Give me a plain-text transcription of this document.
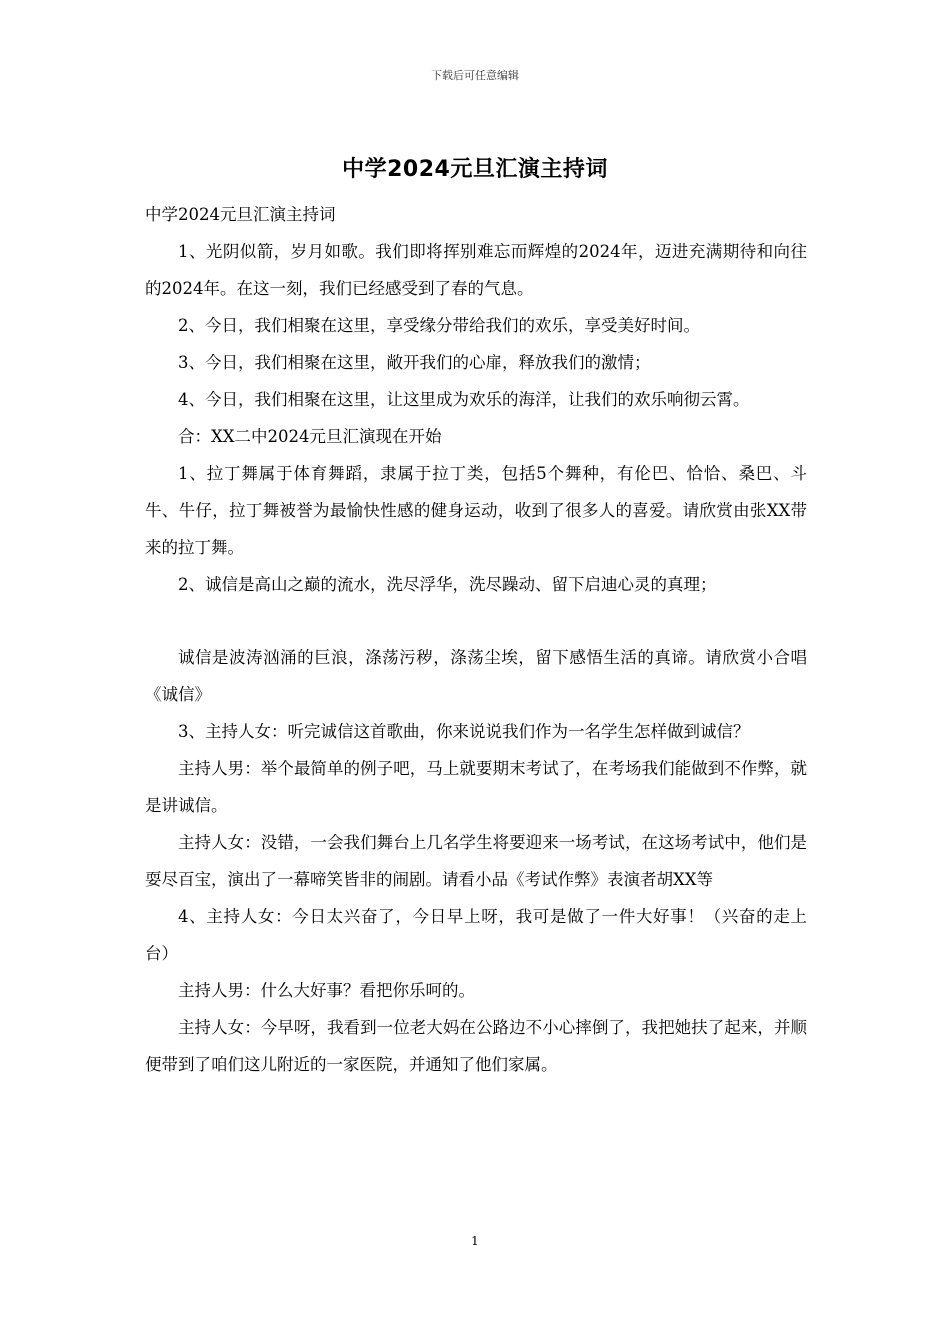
下载后可任意编辑
中学2024元旦汇演主持词

中学2024元旦汇演主持词

1、光阴似箭，岁月如歌。我们即将挥别难忘而辉煌的2024年，迈进充满期待和向往的2024年。在这一刻，我们已经感受到了春的气息。

2、今日，我们相聚在这里，享受缘分带给我们的欢乐，享受美好时间。

3、今日，我们相聚在这里，敞开我们的心扉，释放我们的激情；

4、今日，我们相聚在这里，让这里成为欢乐的海洋，让我们的欢乐响彻云霄。

合：XX二中2024元旦汇演现在开始

1、拉丁舞属于体育舞蹈，隶属于拉丁类，包括5个舞种，有伦巴、恰恰、桑巴、斗牛、牛仔，拉丁舞被誉为最愉快性感的健身运动，收到了很多人的喜爱。请欣赏由张XX带来的拉丁舞。

2、诚信是高山之巅的流水，洗尽浮华，洗尽躁动、留下启迪心灵的真理；

诚信是波涛汹涌的巨浪，涤荡污秽，涤荡尘埃，留下感悟生活的真谛。请欣赏小合唱《诚信》

3、主持人女：听完诚信这首歌曲，你来说说我们作为一名学生怎样做到诚信？

主持人男：举个最简单的例子吧，马上就要期末考试了，在考场我们能做到不作弊，就是讲诚信。

主持人女：没错，一会我们舞台上几名学生将要迎来一场考试，在这场考试中，他们是耍尽百宝，演出了一幕啼笑皆非的闹剧。请看小品《考试作弊》表演者胡XX等

4、主持人女：今日太兴奋了，今日早上呀，我可是做了一件大好事！（兴奋的走上台）

主持人男：什么大好事？看把你乐呵的。

主持人女：今早呀，我看到一位老大妈在公路边不小心摔倒了，我把她扶了起来，并顺便带到了咱们这儿附近的一家医院，并通知了他们家属。

1
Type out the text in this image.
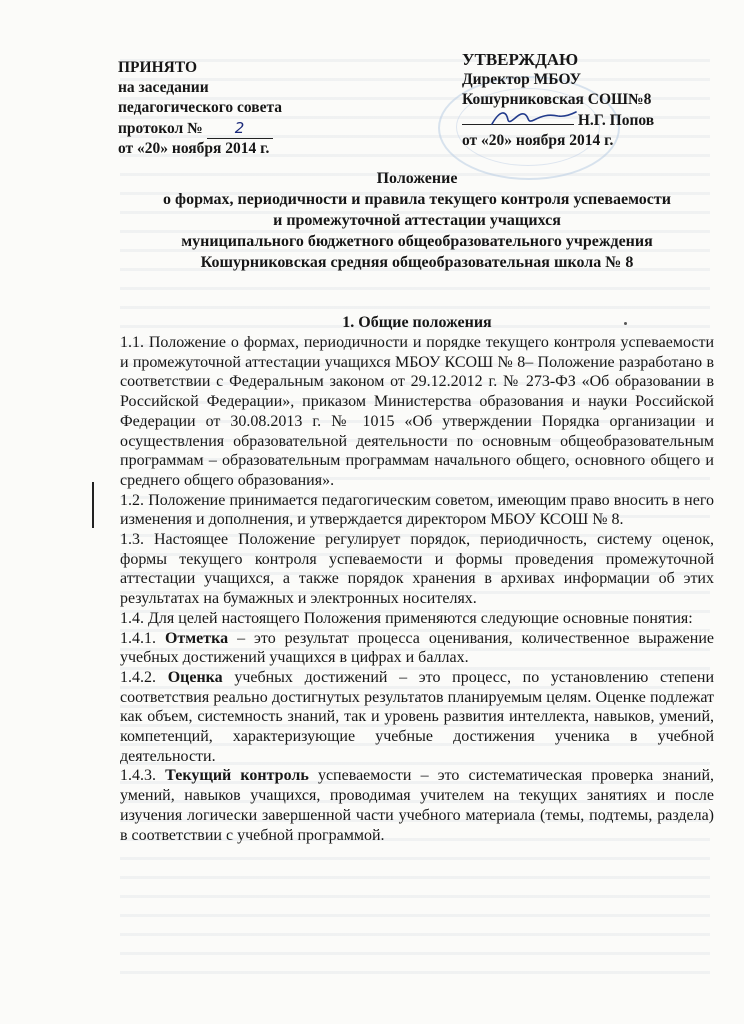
ПРИНЯТО
на заседании
педагогического совета
протокол № 2
от «20» ноября 2014 г.
УТВЕРЖДАЮ
Директор МБОУ
Кошурниковская СОШ№8
Н.Г. Попов
от «20» ноября 2014 г.
Положение
о формах, периодичности и правила текущего контроля успеваемости
и промежуточной аттестации учащихся
муниципального бюджетного общеобразовательного учреждения
Кошурниковская средняя общеобразовательная школа № 8
1. Общие положения

1.1. Положение о формах, периодичности и порядке текущего контроля успеваемости и промежуточной аттестации учащихся МБОУ КСОШ № 8– Положение разработано в соответствии с Федеральным законом от 29.12.2012 г. № 273-ФЗ «Об образовании в Российской Федерации», приказом Министерства образования и науки Российской Федерации от 30.08.2013 г. № 1015 «Об утверждении Порядка организации и осуществления образовательной деятельности по основным общеобразовательным программам – образовательным программам начального общего, основного общего и среднего общего образования».

1.2. Положение принимается педагогическим советом, имеющим право вносить в него изменения и дополнения, и утверждается директором МБОУ КСОШ № 8.

1.3. Настоящее Положение регулирует порядок, периодичность, систему оценок, формы текущего контроля успеваемости и формы проведения промежуточной аттестации учащихся, а также порядок хранения в архивах информации об этих результатах на бумажных и электронных носителях.

1.4. Для целей настоящего Положения применяются следующие основные понятия:

1.4.1. Отметка – это результат процесса оценивания, количественное выражение учебных достижений учащихся в цифрах и баллах.

1.4.2. Оценка учебных достижений – это процесс, по установлению степени соответствия реально достигнутых результатов планируемым целям. Оценке подлежат как объем, системность знаний, так и уровень развития интеллекта, навыков, умений, компетенций, характеризующие учебные достижения ученика в учебной деятельности.

1.4.3. Текущий контроль успеваемости – это систематическая проверка знаний, умений, навыков учащихся, проводимая учителем на текущих занятиях и после изучения логически завершенной части учебного материала (темы, подтемы, раздела) в соответствии с учебной программой.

→ WHAT YOU NEED TO DO
Exclude the pictures and repeat every other part of the records word for word.

→ RESPONSE TO THIS TASK
Give me a plain-text transcription of this document.
下载后可任意编辑
中学2024元旦汇演主持词

中学2024元旦汇演主持词

1、光阴似箭，岁月如歌。我们即将挥别难忘而辉煌的2024年，迈进充满期待和向往的2024年。在这一刻，我们已经感受到了春的气息。

2、今日，我们相聚在这里，享受缘分带给我们的欢乐，享受美好时间。

3、今日，我们相聚在这里，敞开我们的心扉，释放我们的激情；

4、今日，我们相聚在这里，让这里成为欢乐的海洋，让我们的欢乐响彻云霄。

合：XX二中2024元旦汇演现在开始

1、拉丁舞属于体育舞蹈，隶属于拉丁类，包括5个舞种，有伦巴、恰恰、桑巴、斗牛、牛仔，拉丁舞被誉为最愉快性感的健身运动，收到了很多人的喜爱。请欣赏由张XX带来的拉丁舞。

2、诚信是高山之巅的流水，洗尽浮华，洗尽躁动、留下启迪心灵的真理；

诚信是波涛汹涌的巨浪，涤荡污秽，涤荡尘埃，留下感悟生活的真谛。请欣赏小合唱《诚信》

3、主持人女：听完诚信这首歌曲，你来说说我们作为一名学生怎样做到诚信？

主持人男：举个最简单的例子吧，马上就要期末考试了，在考场我们能做到不作弊，就是讲诚信。

主持人女：没错，一会我们舞台上几名学生将要迎来一场考试，在这场考试中，他们是耍尽百宝，演出了一幕啼笑皆非的闹剧。请看小品《考试作弊》表演者胡XX等

4、主持人女：今日太兴奋了，今日早上呀，我可是做了一件大好事！（兴奋的走上台）

主持人男：什么大好事？看把你乐呵的。

主持人女：今早呀，我看到一位老大妈在公路边不小心摔倒了，我把她扶了起来，并顺便带到了咱们这儿附近的一家医院，并通知了他们家属。

1
Type out the text in this image.
ПРИНЯТО
на заседании
педагогического совета
протокол № 2
от «20» ноября 2014 г.
УТВЕРЖДАЮ
Директор МБОУ
Кошурниковская СОШ№8
Н.Г. Попов
от «20» ноября 2014 г.
Положение
о формах, периодичности и правила текущего контроля успеваемости
и промежуточной аттестации учащихся
муниципального бюджетного общеобразовательного учреждения
Кошурниковская средняя общеобразовательная школа № 8
1. Общие положения

1.1. Положение о формах, периодичности и порядке текущего контроля успеваемости и промежуточной аттестации учащихся МБОУ КСОШ № 8– Положение разработано в соответствии с Федеральным законом от 29.12.2012 г. № 273-ФЗ «Об образовании в Российской Федерации», приказом Министерства образования и науки Российской Федерации от 30.08.2013 г. № 1015 «Об утверждении Порядка организации и осуществления образовательной деятельности по основным общеобразовательным программам – образовательным программам начального общего, основного общего и среднего общего образования».

1.2. Положение принимается педагогическим советом, имеющим право вносить в него изменения и дополнения, и утверждается директором МБОУ КСОШ № 8.

1.3. Настоящее Положение регулирует порядок, периодичность, систему оценок, формы текущего контроля успеваемости и формы проведения промежуточной аттестации учащихся, а также порядок хранения в архивах информации об этих результатах на бумажных и электронных носителях.

1.4. Для целей настоящего Положения применяются следующие основные понятия:

1.4.1. Отметка – это результат процесса оценивания, количественное выражение учебных достижений учащихся в цифрах и баллах.

1.4.2. Оценка учебных достижений – это процесс, по установлению степени соответствия реально достигнутых результатов планируемым целям. Оценке подлежат как объем, системность знаний, так и уровень развития интеллекта, навыков, умений, компетенций, характеризующие учебные достижения ученика в учебной деятельности.

1.4.3. Текущий контроль успеваемости – это систематическая проверка знаний, умений, навыков учащихся, проводимая учителем на текущих занятиях и после изучения логически завершенной части учебного материала (темы, подтемы, раздела) в соответствии с учебной программой.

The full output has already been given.